:: EXERCISE MATERIAL ::
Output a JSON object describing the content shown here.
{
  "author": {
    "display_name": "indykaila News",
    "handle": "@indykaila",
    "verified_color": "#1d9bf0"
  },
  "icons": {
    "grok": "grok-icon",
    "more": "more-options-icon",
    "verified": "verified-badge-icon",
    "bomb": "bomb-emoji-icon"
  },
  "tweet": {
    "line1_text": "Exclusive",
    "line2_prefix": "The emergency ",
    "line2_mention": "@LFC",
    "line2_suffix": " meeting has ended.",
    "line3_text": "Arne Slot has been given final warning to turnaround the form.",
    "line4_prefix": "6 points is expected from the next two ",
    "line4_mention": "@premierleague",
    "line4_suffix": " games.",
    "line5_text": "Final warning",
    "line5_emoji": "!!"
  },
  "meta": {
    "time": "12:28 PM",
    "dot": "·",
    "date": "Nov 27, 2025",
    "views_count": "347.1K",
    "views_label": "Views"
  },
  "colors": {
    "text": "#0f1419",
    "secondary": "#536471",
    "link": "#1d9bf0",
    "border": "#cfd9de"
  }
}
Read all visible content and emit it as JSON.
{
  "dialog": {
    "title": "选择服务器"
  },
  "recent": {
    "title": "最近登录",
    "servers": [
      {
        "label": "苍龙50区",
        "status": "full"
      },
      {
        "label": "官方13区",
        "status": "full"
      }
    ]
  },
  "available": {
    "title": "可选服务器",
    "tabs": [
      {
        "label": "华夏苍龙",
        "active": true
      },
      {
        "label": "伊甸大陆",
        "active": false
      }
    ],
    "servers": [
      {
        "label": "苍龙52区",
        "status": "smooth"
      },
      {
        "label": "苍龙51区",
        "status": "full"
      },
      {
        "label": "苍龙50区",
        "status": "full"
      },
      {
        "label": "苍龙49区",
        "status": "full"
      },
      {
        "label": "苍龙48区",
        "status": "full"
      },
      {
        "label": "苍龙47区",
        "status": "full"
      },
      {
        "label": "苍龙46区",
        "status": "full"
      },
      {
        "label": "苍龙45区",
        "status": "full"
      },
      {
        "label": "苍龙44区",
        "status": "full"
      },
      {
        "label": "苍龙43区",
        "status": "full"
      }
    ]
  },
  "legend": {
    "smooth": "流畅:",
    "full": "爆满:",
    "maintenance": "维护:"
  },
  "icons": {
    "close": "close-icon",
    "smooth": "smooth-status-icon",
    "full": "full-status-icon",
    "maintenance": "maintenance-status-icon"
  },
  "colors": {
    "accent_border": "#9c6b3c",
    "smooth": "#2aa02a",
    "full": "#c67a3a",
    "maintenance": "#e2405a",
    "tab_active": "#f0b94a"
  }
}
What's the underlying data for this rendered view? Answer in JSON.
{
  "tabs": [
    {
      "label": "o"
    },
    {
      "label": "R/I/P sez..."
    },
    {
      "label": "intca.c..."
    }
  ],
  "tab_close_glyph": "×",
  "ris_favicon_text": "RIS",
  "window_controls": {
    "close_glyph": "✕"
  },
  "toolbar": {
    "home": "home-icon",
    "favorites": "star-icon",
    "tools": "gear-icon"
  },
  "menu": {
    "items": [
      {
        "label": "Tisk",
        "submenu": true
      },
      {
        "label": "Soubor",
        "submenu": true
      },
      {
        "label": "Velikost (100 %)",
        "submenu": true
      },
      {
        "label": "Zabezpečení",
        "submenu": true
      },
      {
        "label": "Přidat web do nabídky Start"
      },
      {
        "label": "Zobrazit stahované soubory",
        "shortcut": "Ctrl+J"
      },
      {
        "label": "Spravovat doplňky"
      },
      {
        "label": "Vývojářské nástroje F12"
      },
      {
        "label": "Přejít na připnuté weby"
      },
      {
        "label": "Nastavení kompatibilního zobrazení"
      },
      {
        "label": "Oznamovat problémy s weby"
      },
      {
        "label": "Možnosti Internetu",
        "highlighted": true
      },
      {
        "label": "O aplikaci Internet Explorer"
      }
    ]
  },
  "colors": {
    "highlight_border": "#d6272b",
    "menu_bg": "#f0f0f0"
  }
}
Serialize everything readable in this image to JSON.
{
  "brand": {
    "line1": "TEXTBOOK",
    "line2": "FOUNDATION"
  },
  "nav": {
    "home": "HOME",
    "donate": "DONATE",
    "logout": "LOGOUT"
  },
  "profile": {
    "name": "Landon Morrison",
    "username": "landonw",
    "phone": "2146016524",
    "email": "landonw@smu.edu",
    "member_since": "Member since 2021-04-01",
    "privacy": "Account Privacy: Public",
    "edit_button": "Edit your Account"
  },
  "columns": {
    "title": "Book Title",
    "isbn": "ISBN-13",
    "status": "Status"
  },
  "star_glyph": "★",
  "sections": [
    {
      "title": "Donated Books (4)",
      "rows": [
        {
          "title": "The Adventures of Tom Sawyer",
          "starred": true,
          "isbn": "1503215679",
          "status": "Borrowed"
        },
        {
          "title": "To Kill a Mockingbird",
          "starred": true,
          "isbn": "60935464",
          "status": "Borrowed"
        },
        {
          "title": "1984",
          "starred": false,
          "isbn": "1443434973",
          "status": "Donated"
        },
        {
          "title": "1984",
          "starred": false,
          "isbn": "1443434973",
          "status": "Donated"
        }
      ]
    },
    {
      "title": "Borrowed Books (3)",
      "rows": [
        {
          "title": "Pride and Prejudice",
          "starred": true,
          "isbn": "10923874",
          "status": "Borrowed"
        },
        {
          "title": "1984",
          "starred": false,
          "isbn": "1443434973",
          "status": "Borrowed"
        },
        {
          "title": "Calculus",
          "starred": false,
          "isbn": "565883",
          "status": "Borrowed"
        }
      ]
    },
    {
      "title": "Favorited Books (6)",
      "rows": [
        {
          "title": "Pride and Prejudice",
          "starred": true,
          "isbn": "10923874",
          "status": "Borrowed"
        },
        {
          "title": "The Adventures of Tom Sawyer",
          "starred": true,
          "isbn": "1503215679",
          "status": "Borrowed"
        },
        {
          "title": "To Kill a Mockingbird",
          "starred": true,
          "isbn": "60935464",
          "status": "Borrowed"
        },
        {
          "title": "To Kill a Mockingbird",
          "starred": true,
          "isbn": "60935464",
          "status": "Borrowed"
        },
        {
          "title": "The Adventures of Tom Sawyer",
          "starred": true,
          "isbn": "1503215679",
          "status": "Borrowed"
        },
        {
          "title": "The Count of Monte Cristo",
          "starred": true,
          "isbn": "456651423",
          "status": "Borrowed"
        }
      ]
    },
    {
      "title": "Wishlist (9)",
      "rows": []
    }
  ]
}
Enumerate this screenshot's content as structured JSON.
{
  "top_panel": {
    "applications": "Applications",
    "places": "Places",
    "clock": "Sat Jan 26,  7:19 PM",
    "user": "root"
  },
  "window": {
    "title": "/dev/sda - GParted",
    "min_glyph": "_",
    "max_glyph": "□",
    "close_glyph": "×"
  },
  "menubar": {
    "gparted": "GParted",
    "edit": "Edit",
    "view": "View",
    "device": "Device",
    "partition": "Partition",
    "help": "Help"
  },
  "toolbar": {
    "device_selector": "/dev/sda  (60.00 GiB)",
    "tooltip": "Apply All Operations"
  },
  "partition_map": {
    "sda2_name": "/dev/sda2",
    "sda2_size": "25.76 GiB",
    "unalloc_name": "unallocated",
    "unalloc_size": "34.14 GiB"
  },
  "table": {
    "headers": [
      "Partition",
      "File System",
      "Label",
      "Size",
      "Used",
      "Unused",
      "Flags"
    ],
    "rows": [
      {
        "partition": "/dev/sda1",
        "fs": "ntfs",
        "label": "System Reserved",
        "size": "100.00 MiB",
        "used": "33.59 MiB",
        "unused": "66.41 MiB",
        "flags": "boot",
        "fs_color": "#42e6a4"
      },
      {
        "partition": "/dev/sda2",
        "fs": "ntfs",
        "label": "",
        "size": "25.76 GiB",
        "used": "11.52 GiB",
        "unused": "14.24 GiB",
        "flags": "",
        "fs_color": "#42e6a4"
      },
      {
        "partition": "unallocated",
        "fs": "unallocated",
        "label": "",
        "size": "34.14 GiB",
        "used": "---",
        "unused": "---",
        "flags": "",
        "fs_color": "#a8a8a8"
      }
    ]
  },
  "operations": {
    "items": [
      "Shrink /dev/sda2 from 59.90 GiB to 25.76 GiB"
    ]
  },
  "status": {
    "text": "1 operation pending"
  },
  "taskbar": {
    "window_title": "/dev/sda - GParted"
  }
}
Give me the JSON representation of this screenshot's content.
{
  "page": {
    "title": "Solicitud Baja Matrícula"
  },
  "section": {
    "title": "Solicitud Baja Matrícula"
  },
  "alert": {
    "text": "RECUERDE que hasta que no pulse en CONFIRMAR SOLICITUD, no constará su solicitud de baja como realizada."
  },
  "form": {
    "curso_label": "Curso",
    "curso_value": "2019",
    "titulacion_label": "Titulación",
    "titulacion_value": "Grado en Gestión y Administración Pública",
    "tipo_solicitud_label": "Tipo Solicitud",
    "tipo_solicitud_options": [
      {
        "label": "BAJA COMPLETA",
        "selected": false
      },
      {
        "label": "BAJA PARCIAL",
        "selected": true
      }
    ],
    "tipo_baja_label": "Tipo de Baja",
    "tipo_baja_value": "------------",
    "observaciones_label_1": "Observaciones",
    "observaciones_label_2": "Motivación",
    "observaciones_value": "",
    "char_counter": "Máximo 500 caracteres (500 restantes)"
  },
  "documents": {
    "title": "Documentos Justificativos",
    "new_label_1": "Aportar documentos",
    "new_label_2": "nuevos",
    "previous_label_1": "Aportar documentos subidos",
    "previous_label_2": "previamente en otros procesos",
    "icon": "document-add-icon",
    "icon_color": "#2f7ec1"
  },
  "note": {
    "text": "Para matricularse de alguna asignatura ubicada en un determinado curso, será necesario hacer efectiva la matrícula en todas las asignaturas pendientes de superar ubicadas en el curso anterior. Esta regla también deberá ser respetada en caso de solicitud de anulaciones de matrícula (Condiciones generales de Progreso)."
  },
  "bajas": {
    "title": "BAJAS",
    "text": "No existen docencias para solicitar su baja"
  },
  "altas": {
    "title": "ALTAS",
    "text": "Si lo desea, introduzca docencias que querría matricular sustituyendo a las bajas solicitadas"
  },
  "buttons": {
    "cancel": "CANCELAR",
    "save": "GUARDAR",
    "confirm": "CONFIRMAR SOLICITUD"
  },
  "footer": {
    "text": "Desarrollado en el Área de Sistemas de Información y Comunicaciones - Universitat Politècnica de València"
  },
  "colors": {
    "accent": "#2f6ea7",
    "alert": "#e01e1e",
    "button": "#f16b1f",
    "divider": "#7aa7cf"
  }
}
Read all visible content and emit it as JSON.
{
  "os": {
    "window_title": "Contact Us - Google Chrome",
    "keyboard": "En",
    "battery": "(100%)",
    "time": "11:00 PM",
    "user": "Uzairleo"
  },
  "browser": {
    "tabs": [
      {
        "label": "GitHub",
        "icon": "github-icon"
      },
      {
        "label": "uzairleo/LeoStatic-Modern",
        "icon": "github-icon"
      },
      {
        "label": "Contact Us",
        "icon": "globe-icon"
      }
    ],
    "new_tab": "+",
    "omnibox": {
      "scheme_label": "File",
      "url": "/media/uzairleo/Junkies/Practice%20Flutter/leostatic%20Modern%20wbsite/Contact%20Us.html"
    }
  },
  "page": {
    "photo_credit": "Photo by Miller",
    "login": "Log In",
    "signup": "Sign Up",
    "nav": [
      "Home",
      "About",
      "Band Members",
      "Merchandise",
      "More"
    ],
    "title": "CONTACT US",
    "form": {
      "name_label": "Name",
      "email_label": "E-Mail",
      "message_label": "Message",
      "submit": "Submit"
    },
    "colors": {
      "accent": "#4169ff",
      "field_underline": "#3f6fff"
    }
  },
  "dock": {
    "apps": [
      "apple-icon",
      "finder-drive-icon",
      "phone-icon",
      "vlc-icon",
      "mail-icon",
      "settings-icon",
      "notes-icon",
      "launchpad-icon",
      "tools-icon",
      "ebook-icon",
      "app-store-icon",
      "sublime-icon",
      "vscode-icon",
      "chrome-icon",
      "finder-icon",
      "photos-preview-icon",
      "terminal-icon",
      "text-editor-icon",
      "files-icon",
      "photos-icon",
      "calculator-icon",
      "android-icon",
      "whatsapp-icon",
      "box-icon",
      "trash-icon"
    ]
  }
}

:: TASK BRIEF ::
Read the entries above, then pull out the lines that include "smooth".

:: FULL OUTPUT ::
        "status": "smooth"
    "smooth": "流畅:",
    "smooth": "smooth-status-icon",
    "smooth": "#2aa02a",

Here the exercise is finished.